### Exercise directions
Give the number of lines in the listing below that include the word "amongst", with nothing more.
* * * * *
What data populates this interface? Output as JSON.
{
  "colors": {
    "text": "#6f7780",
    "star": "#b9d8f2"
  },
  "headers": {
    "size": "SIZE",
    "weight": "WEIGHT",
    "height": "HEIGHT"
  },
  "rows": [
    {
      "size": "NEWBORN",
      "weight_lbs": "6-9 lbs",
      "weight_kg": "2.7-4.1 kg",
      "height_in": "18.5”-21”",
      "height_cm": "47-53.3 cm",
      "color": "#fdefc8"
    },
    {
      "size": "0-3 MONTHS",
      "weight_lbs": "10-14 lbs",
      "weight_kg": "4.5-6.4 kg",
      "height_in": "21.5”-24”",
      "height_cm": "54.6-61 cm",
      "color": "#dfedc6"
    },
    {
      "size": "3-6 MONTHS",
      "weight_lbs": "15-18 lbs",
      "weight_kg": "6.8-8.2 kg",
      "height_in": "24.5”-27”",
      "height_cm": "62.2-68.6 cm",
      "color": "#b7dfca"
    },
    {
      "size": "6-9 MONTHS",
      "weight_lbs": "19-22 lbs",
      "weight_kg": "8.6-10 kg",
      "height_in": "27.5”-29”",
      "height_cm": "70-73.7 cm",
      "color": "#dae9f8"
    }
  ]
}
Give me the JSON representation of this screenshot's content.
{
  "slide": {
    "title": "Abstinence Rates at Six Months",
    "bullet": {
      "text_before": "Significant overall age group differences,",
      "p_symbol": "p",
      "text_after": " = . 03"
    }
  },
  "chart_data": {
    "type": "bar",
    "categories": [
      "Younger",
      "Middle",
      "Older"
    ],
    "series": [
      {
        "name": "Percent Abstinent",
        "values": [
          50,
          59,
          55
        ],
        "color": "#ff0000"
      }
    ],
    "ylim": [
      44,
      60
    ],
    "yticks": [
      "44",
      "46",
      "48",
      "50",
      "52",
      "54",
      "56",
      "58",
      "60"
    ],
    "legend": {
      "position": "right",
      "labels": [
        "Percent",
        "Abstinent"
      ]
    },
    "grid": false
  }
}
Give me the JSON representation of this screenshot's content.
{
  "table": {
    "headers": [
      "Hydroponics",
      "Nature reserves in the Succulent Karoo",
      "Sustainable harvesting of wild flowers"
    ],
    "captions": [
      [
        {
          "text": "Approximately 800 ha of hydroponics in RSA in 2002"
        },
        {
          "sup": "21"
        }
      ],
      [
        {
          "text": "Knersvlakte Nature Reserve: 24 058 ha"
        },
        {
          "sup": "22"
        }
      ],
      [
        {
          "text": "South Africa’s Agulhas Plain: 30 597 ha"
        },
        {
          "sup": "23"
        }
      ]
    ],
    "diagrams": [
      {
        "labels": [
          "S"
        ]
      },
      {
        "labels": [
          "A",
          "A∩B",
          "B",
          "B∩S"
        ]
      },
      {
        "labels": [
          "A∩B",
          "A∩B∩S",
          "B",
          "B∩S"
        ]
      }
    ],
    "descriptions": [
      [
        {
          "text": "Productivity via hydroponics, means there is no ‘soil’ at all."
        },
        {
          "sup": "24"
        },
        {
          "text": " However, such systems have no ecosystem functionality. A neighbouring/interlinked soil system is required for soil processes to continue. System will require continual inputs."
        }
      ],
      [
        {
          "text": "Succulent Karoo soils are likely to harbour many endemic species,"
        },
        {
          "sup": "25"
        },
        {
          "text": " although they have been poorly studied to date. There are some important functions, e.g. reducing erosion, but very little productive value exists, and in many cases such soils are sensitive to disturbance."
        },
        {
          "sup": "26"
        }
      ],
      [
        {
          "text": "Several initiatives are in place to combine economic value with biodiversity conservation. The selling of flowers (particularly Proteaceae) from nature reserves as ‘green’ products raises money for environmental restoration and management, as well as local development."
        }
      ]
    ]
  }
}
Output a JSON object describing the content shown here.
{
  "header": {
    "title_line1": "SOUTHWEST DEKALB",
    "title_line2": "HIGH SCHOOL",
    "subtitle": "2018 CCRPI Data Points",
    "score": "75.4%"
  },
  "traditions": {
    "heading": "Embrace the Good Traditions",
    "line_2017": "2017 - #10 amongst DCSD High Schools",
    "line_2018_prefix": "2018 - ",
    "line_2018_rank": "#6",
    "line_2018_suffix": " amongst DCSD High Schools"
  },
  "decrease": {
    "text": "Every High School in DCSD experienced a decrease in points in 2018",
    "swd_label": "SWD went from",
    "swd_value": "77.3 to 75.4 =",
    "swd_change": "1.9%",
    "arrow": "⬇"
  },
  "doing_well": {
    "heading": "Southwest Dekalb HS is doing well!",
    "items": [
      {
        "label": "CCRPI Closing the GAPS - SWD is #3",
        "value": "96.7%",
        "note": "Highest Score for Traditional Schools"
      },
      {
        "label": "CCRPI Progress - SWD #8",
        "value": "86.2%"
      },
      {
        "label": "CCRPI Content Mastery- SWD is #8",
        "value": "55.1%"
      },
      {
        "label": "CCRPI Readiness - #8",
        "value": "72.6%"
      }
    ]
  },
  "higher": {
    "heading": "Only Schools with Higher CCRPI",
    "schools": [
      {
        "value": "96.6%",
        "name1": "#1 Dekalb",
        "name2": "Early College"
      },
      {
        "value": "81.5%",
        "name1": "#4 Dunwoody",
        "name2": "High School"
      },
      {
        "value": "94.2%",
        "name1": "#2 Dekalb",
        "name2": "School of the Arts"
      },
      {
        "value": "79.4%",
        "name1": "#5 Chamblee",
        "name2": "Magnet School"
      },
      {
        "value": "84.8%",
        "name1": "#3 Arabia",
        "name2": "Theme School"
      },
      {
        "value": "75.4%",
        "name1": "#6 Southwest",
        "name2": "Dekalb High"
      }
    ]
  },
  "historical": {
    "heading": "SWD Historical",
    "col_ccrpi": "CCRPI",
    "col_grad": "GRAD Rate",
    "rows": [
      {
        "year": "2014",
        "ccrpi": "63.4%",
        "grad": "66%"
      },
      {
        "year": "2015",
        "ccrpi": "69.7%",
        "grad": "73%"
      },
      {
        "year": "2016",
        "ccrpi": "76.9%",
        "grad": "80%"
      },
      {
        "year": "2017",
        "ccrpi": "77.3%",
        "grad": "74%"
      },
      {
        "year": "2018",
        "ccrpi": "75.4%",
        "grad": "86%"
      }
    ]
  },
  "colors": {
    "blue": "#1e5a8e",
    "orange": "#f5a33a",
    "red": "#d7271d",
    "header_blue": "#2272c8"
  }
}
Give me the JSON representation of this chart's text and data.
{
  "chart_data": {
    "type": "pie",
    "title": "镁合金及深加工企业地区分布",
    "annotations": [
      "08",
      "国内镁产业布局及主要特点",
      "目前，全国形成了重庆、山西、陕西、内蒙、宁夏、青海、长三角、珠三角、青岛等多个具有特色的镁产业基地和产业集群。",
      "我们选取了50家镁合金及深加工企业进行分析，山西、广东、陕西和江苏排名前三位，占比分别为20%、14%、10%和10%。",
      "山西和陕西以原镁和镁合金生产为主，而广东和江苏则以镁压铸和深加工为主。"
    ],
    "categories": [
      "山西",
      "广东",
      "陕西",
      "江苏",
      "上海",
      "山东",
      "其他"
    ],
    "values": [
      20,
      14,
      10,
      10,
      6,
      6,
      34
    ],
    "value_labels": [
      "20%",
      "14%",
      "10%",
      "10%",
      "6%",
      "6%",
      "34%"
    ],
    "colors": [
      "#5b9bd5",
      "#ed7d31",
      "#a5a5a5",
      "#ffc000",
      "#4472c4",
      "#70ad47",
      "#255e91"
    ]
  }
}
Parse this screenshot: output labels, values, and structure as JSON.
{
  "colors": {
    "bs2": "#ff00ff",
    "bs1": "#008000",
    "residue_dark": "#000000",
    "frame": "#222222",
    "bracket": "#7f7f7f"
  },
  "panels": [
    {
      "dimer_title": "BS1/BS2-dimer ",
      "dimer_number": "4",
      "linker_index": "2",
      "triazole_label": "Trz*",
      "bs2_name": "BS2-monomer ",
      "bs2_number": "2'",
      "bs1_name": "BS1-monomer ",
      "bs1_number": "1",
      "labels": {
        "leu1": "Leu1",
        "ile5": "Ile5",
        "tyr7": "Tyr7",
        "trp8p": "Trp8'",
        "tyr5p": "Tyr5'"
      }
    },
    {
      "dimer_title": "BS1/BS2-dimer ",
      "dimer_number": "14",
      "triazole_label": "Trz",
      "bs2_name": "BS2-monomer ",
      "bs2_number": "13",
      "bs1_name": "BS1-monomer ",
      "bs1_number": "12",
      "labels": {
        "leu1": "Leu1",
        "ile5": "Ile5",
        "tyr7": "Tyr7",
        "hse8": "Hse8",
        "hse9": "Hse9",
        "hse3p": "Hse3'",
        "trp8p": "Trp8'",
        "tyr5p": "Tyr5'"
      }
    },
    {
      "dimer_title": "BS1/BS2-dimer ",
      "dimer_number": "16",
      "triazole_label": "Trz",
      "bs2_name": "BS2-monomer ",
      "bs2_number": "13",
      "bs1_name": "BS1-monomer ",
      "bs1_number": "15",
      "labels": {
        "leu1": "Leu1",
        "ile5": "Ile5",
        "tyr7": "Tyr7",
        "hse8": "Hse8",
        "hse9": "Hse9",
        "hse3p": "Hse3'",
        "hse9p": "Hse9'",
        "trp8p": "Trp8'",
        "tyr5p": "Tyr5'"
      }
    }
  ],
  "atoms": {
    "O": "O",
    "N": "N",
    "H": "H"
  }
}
* * * * *
### Expected answer
2